SET EXERCISE: Render the material again word for word, skipping the pictures in it.

Figure data in JSON:
-------------------------
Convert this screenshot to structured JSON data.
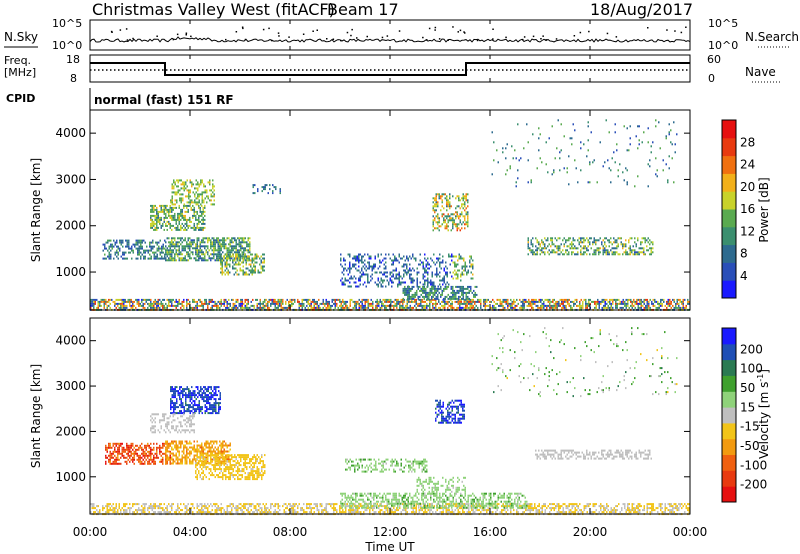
{
  "header": {
    "title": "Christmas Valley West (fitACF)",
    "beam": "Beam 17",
    "date": "18/Aug/2017"
  },
  "nsky_panel": {
    "left_label": "N.Sky",
    "right_label": "N.Search",
    "left_ticks": [
      "10^5",
      "10^0"
    ],
    "right_ticks": [
      "10^5",
      "10^0"
    ]
  },
  "freq_panel": {
    "left_label_1": "Freq.",
    "left_label_2": "[MHz]",
    "right_label": "Nave",
    "left_ticks": [
      "18",
      "8"
    ],
    "right_ticks": [
      "60",
      "0"
    ],
    "cpid_label": "CPID",
    "cpid_text": "normal (fast) 151 RF"
  },
  "x_axis": {
    "label": "Time UT",
    "ticks": [
      "00:00",
      "04:00",
      "08:00",
      "12:00",
      "16:00",
      "20:00",
      "00:00"
    ]
  },
  "colors": {
    "power_scale": [
      "#1a1aff",
      "#2a4fb8",
      "#2e6b8f",
      "#3b8f6f",
      "#5aaa50",
      "#c8d22a",
      "#f2b01a",
      "#f07010",
      "#e83a10",
      "#e61010"
    ],
    "velocity_scale": [
      "#1a1aff",
      "#1f4fb5",
      "#2a7a52",
      "#3fa02e",
      "#8fd27a",
      "#bfbfbf",
      "#f2c418",
      "#f29a10",
      "#f06010",
      "#e83a10",
      "#e61010"
    ]
  },
  "chart_data": [
    {
      "type": "heatmap",
      "title": "Power",
      "ylabel": "Slant Range [km]",
      "xlabel": "",
      "y_ticks": [
        "1000",
        "2000",
        "3000",
        "4000"
      ],
      "ylim": [
        180,
        4500
      ],
      "xlim_hours": [
        0,
        24
      ],
      "colorbar": {
        "label": "Power [dB]",
        "ticks": [
          "4",
          "8",
          "12",
          "16",
          "20",
          "24",
          "28"
        ],
        "range": [
          0,
          32
        ]
      },
      "regions": [
        {
          "t": [
            0.0,
            24.0
          ],
          "r": [
            180,
            420
          ],
          "density": 0.65,
          "values": [
            2,
            28
          ]
        },
        {
          "t": [
            0.5,
            3.0
          ],
          "r": [
            1300,
            1700
          ],
          "density": 0.45,
          "values": [
            4,
            14
          ]
        },
        {
          "t": [
            2.4,
            4.6
          ],
          "r": [
            1900,
            2450
          ],
          "density": 0.55,
          "values": [
            8,
            20
          ]
        },
        {
          "t": [
            3.2,
            5.0
          ],
          "r": [
            2450,
            3000
          ],
          "density": 0.4,
          "values": [
            12,
            20
          ]
        },
        {
          "t": [
            3.0,
            6.4
          ],
          "r": [
            1250,
            1750
          ],
          "density": 0.65,
          "values": [
            6,
            18
          ]
        },
        {
          "t": [
            5.2,
            7.0
          ],
          "r": [
            950,
            1400
          ],
          "density": 0.55,
          "values": [
            8,
            20
          ]
        },
        {
          "t": [
            6.5,
            7.6
          ],
          "r": [
            2700,
            2900
          ],
          "density": 0.25,
          "values": [
            4,
            12
          ]
        },
        {
          "t": [
            10.0,
            14.5
          ],
          "r": [
            700,
            1400
          ],
          "density": 0.35,
          "values": [
            2,
            12
          ]
        },
        {
          "t": [
            12.5,
            15.5
          ],
          "r": [
            400,
            700
          ],
          "density": 0.6,
          "values": [
            4,
            16
          ]
        },
        {
          "t": [
            13.7,
            15.1
          ],
          "r": [
            1900,
            2700
          ],
          "density": 0.4,
          "values": [
            8,
            26
          ]
        },
        {
          "t": [
            14.5,
            15.3
          ],
          "r": [
            800,
            1400
          ],
          "density": 0.3,
          "values": [
            8,
            20
          ]
        },
        {
          "t": [
            17.5,
            22.5
          ],
          "r": [
            1400,
            1750
          ],
          "density": 0.45,
          "values": [
            6,
            20
          ]
        },
        {
          "t": [
            16.0,
            23.5
          ],
          "r": [
            2800,
            4300
          ],
          "density": 0.04,
          "values": [
            4,
            16
          ]
        }
      ]
    },
    {
      "type": "heatmap",
      "title": "Velocity",
      "ylabel": "Slant Range [km]",
      "xlabel": "Time UT",
      "y_ticks": [
        "1000",
        "2000",
        "3000",
        "4000"
      ],
      "ylim": [
        180,
        4500
      ],
      "xlim_hours": [
        0,
        24
      ],
      "colorbar": {
        "label": "Velocity [m s^-1]",
        "ticks": [
          "200",
          "100",
          "50",
          "15",
          "-15",
          "-50",
          "-100",
          "-200"
        ],
        "range": [
          -250,
          250
        ]
      },
      "regions": [
        {
          "t": [
            0.0,
            24.0
          ],
          "r": [
            180,
            420
          ],
          "density": 0.55,
          "values": [
            -40,
            -10
          ]
        },
        {
          "t": [
            10.0,
            17.5
          ],
          "r": [
            300,
            650
          ],
          "density": 0.5,
          "values": [
            20,
            80
          ]
        },
        {
          "t": [
            0.6,
            3.2
          ],
          "r": [
            1300,
            1750
          ],
          "density": 0.6,
          "values": [
            -230,
            -100
          ]
        },
        {
          "t": [
            3.0,
            5.6
          ],
          "r": [
            1300,
            1800
          ],
          "density": 0.6,
          "values": [
            -120,
            -40
          ]
        },
        {
          "t": [
            3.2,
            5.2
          ],
          "r": [
            2400,
            3000
          ],
          "density": 0.6,
          "values": [
            150,
            240
          ]
        },
        {
          "t": [
            2.4,
            4.2
          ],
          "r": [
            2000,
            2400
          ],
          "density": 0.45,
          "values": [
            -10,
            10
          ]
        },
        {
          "t": [
            4.2,
            7.0
          ],
          "r": [
            950,
            1500
          ],
          "density": 0.55,
          "values": [
            -60,
            -20
          ]
        },
        {
          "t": [
            10.2,
            13.5
          ],
          "r": [
            1100,
            1400
          ],
          "density": 0.4,
          "values": [
            20,
            80
          ]
        },
        {
          "t": [
            13.0,
            15.0
          ],
          "r": [
            600,
            1000
          ],
          "density": 0.35,
          "values": [
            20,
            60
          ]
        },
        {
          "t": [
            13.8,
            15.0
          ],
          "r": [
            2200,
            2700
          ],
          "density": 0.5,
          "values": [
            150,
            240
          ]
        },
        {
          "t": [
            17.8,
            22.5
          ],
          "r": [
            1400,
            1600
          ],
          "density": 0.45,
          "values": [
            -10,
            10
          ]
        },
        {
          "t": [
            16.0,
            23.5
          ],
          "r": [
            2800,
            4300
          ],
          "density": 0.04,
          "values": [
            -30,
            120
          ]
        }
      ]
    }
  ]
}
-------------------------
ANSWER:
Convert this screenshot to structured JSON data.
{
  "header": {
    "title": "Christmas Valley West (fitACF)",
    "beam": "Beam 17",
    "date": "18/Aug/2017"
  },
  "nsky_panel": {
    "left_label": "N.Sky",
    "right_label": "N.Search",
    "left_ticks": [
      "10^5",
      "10^0"
    ],
    "right_ticks": [
      "10^5",
      "10^0"
    ]
  },
  "freq_panel": {
    "left_label_1": "Freq.",
    "left_label_2": "[MHz]",
    "right_label": "Nave",
    "left_ticks": [
      "18",
      "8"
    ],
    "right_ticks": [
      "60",
      "0"
    ],
    "cpid_label": "CPID",
    "cpid_text": "normal (fast) 151 RF"
  },
  "x_axis": {
    "label": "Time UT",
    "ticks": [
      "00:00",
      "04:00",
      "08:00",
      "12:00",
      "16:00",
      "20:00",
      "00:00"
    ]
  },
  "colors": {
    "power_scale": [
      "#1a1aff",
      "#2a4fb8",
      "#2e6b8f",
      "#3b8f6f",
      "#5aaa50",
      "#c8d22a",
      "#f2b01a",
      "#f07010",
      "#e83a10",
      "#e61010"
    ],
    "velocity_scale": [
      "#1a1aff",
      "#1f4fb5",
      "#2a7a52",
      "#3fa02e",
      "#8fd27a",
      "#bfbfbf",
      "#f2c418",
      "#f29a10",
      "#f06010",
      "#e83a10",
      "#e61010"
    ]
  },
  "chart_data": [
    {
      "type": "heatmap",
      "title": "Power",
      "ylabel": "Slant Range [km]",
      "xlabel": "",
      "y_ticks": [
        "1000",
        "2000",
        "3000",
        "4000"
      ],
      "ylim": [
        180,
        4500
      ],
      "xlim_hours": [
        0,
        24
      ],
      "colorbar": {
        "label": "Power [dB]",
        "ticks": [
          "4",
          "8",
          "12",
          "16",
          "20",
          "24",
          "28"
        ],
        "range": [
          0,
          32
        ]
      },
      "regions": [
        {
          "t": [
            0.0,
            24.0
          ],
          "r": [
            180,
            420
          ],
          "density": 0.65,
          "values": [
            2,
            28
          ]
        },
        {
          "t": [
            0.5,
            3.0
          ],
          "r": [
            1300,
            1700
          ],
          "density": 0.45,
          "values": [
            4,
            14
          ]
        },
        {
          "t": [
            2.4,
            4.6
          ],
          "r": [
            1900,
            2450
          ],
          "density": 0.55,
          "values": [
            8,
            20
          ]
        },
        {
          "t": [
            3.2,
            5.0
          ],
          "r": [
            2450,
            3000
          ],
          "density": 0.4,
          "values": [
            12,
            20
          ]
        },
        {
          "t": [
            3.0,
            6.4
          ],
          "r": [
            1250,
            1750
          ],
          "density": 0.65,
          "values": [
            6,
            18
          ]
        },
        {
          "t": [
            5.2,
            7.0
          ],
          "r": [
            950,
            1400
          ],
          "density": 0.55,
          "values": [
            8,
            20
          ]
        },
        {
          "t": [
            6.5,
            7.6
          ],
          "r": [
            2700,
            2900
          ],
          "density": 0.25,
          "values": [
            4,
            12
          ]
        },
        {
          "t": [
            10.0,
            14.5
          ],
          "r": [
            700,
            1400
          ],
          "density": 0.35,
          "values": [
            2,
            12
          ]
        },
        {
          "t": [
            12.5,
            15.5
          ],
          "r": [
            400,
            700
          ],
          "density": 0.6,
          "values": [
            4,
            16
          ]
        },
        {
          "t": [
            13.7,
            15.1
          ],
          "r": [
            1900,
            2700
          ],
          "density": 0.4,
          "values": [
            8,
            26
          ]
        },
        {
          "t": [
            14.5,
            15.3
          ],
          "r": [
            800,
            1400
          ],
          "density": 0.3,
          "values": [
            8,
            20
          ]
        },
        {
          "t": [
            17.5,
            22.5
          ],
          "r": [
            1400,
            1750
          ],
          "density": 0.45,
          "values": [
            6,
            20
          ]
        },
        {
          "t": [
            16.0,
            23.5
          ],
          "r": [
            2800,
            4300
          ],
          "density": 0.04,
          "values": [
            4,
            16
          ]
        }
      ]
    },
    {
      "type": "heatmap",
      "title": "Velocity",
      "ylabel": "Slant Range [km]",
      "xlabel": "Time UT",
      "y_ticks": [
        "1000",
        "2000",
        "3000",
        "4000"
      ],
      "ylim": [
        180,
        4500
      ],
      "xlim_hours": [
        0,
        24
      ],
      "colorbar": {
        "label": "Velocity [m s^-1]",
        "ticks": [
          "200",
          "100",
          "50",
          "15",
          "-15",
          "-50",
          "-100",
          "-200"
        ],
        "range": [
          -250,
          250
        ]
      },
      "regions": [
        {
          "t": [
            0.0,
            24.0
          ],
          "r": [
            180,
            420
          ],
          "density": 0.55,
          "values": [
            -40,
            -10
          ]
        },
        {
          "t": [
            10.0,
            17.5
          ],
          "r": [
            300,
            650
          ],
          "density": 0.5,
          "values": [
            20,
            80
          ]
        },
        {
          "t": [
            0.6,
            3.2
          ],
          "r": [
            1300,
            1750
          ],
          "density": 0.6,
          "values": [
            -230,
            -100
          ]
        },
        {
          "t": [
            3.0,
            5.6
          ],
          "r": [
            1300,
            1800
          ],
          "density": 0.6,
          "values": [
            -120,
            -40
          ]
        },
        {
          "t": [
            3.2,
            5.2
          ],
          "r": [
            2400,
            3000
          ],
          "density": 0.6,
          "values": [
            150,
            240
          ]
        },
        {
          "t": [
            2.4,
            4.2
          ],
          "r": [
            2000,
            2400
          ],
          "density": 0.45,
          "values": [
            -10,
            10
          ]
        },
        {
          "t": [
            4.2,
            7.0
          ],
          "r": [
            950,
            1500
          ],
          "density": 0.55,
          "values": [
            -60,
            -20
          ]
        },
        {
          "t": [
            10.2,
            13.5
          ],
          "r": [
            1100,
            1400
          ],
          "density": 0.4,
          "values": [
            20,
            80
          ]
        },
        {
          "t": [
            13.0,
            15.0
          ],
          "r": [
            600,
            1000
          ],
          "density": 0.35,
          "values": [
            20,
            60
          ]
        },
        {
          "t": [
            13.8,
            15.0
          ],
          "r": [
            2200,
            2700
          ],
          "density": 0.5,
          "values": [
            150,
            240
          ]
        },
        {
          "t": [
            17.8,
            22.5
          ],
          "r": [
            1400,
            1600
          ],
          "density": 0.45,
          "values": [
            -10,
            10
          ]
        },
        {
          "t": [
            16.0,
            23.5
          ],
          "r": [
            2800,
            4300
          ],
          "density": 0.04,
          "values": [
            -30,
            120
          ]
        }
      ]
    }
  ]
}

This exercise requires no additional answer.